Going through the material below, please gather all lines with the word "this" in them.

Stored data

## START

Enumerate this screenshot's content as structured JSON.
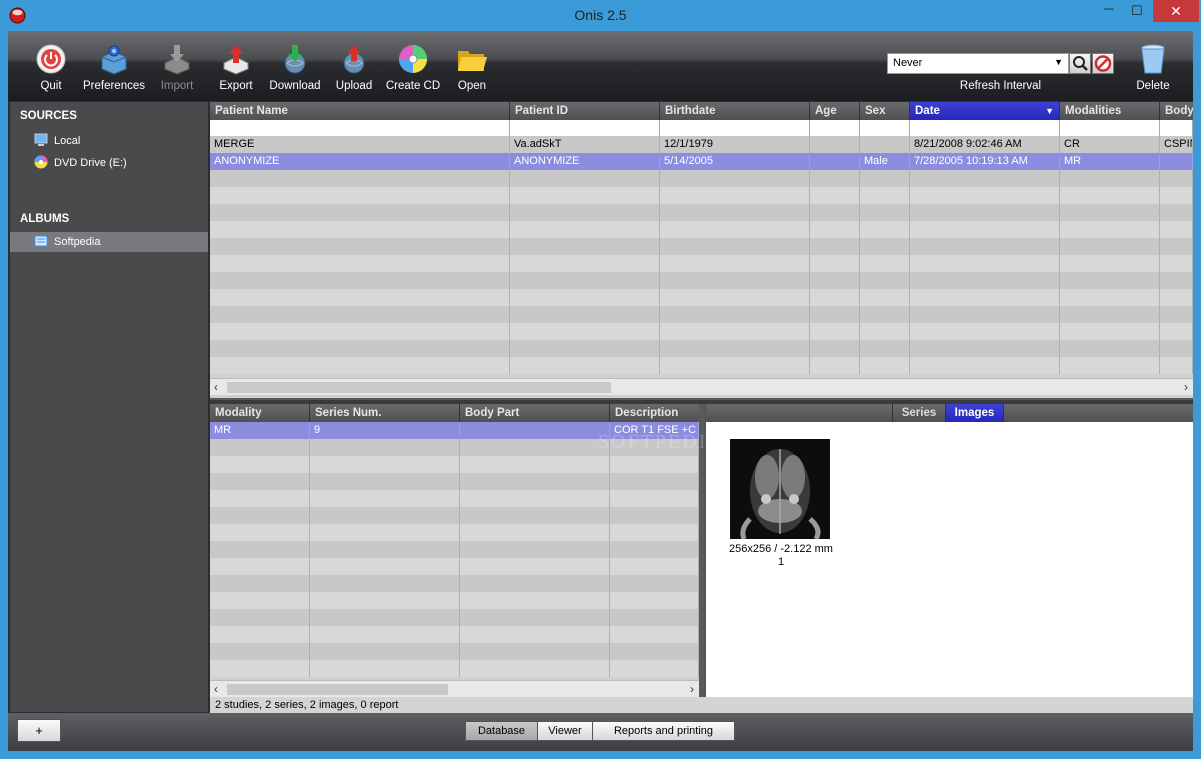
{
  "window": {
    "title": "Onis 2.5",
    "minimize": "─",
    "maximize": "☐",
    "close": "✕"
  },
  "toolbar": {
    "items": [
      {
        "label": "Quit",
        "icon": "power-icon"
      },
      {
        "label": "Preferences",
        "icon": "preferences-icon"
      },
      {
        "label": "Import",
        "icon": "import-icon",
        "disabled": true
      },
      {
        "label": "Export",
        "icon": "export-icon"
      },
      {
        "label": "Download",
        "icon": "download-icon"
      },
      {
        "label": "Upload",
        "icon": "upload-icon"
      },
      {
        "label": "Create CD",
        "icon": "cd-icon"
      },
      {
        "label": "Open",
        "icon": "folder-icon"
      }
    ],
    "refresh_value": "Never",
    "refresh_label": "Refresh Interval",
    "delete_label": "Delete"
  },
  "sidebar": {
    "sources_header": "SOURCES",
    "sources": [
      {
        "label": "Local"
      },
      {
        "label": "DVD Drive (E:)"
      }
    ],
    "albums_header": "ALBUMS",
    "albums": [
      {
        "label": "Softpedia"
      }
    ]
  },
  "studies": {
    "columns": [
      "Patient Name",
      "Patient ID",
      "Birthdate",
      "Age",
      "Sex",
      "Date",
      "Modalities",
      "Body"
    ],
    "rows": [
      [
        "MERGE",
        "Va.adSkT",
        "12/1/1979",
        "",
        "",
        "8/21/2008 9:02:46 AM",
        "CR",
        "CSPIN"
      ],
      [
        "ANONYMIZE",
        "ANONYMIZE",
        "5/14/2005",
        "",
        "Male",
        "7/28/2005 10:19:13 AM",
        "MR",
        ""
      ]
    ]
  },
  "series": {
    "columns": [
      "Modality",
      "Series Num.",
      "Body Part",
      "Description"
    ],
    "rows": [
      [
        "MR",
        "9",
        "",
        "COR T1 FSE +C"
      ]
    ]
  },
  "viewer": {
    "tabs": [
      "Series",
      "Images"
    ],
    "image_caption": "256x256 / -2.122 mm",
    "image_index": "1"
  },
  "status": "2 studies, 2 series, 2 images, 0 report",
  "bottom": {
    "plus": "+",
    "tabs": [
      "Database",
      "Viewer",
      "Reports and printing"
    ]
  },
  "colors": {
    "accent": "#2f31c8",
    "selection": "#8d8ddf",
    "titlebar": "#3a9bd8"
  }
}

## END
## START

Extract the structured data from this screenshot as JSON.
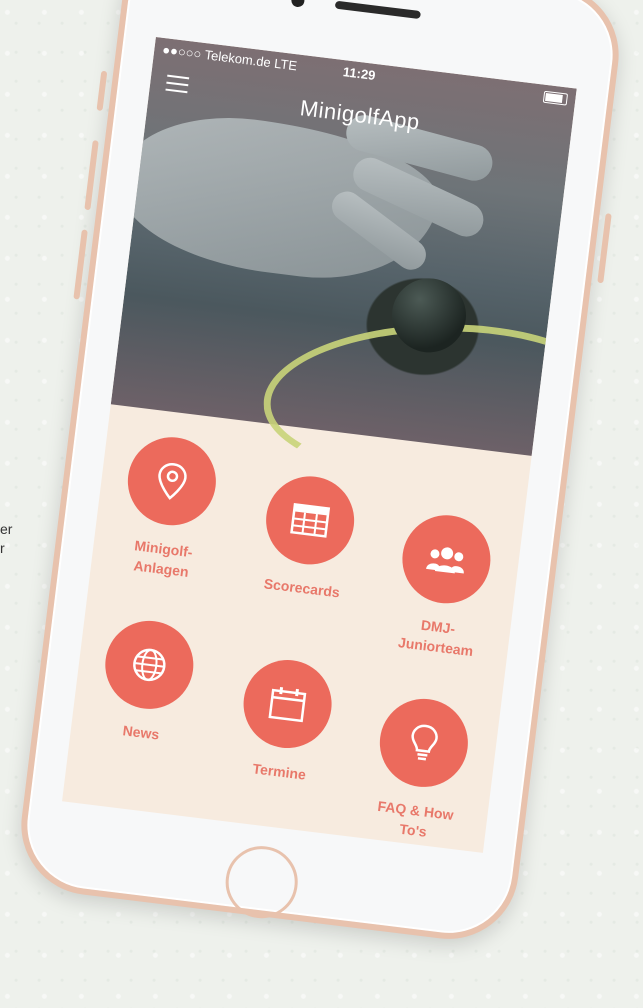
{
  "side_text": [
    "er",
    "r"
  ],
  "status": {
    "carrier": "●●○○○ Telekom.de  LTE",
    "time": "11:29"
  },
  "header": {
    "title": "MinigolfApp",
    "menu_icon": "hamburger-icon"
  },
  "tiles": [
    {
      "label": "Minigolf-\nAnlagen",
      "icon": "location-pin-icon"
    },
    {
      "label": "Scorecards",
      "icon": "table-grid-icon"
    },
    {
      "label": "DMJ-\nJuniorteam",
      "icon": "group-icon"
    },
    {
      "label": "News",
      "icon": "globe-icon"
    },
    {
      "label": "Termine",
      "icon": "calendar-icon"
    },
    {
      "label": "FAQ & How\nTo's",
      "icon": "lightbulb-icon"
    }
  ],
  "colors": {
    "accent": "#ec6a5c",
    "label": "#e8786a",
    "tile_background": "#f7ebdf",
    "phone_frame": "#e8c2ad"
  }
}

## END

* Correct output
Enumerate this screenshot's content as structured JSON.
Extract the structured data from this screenshot as JSON.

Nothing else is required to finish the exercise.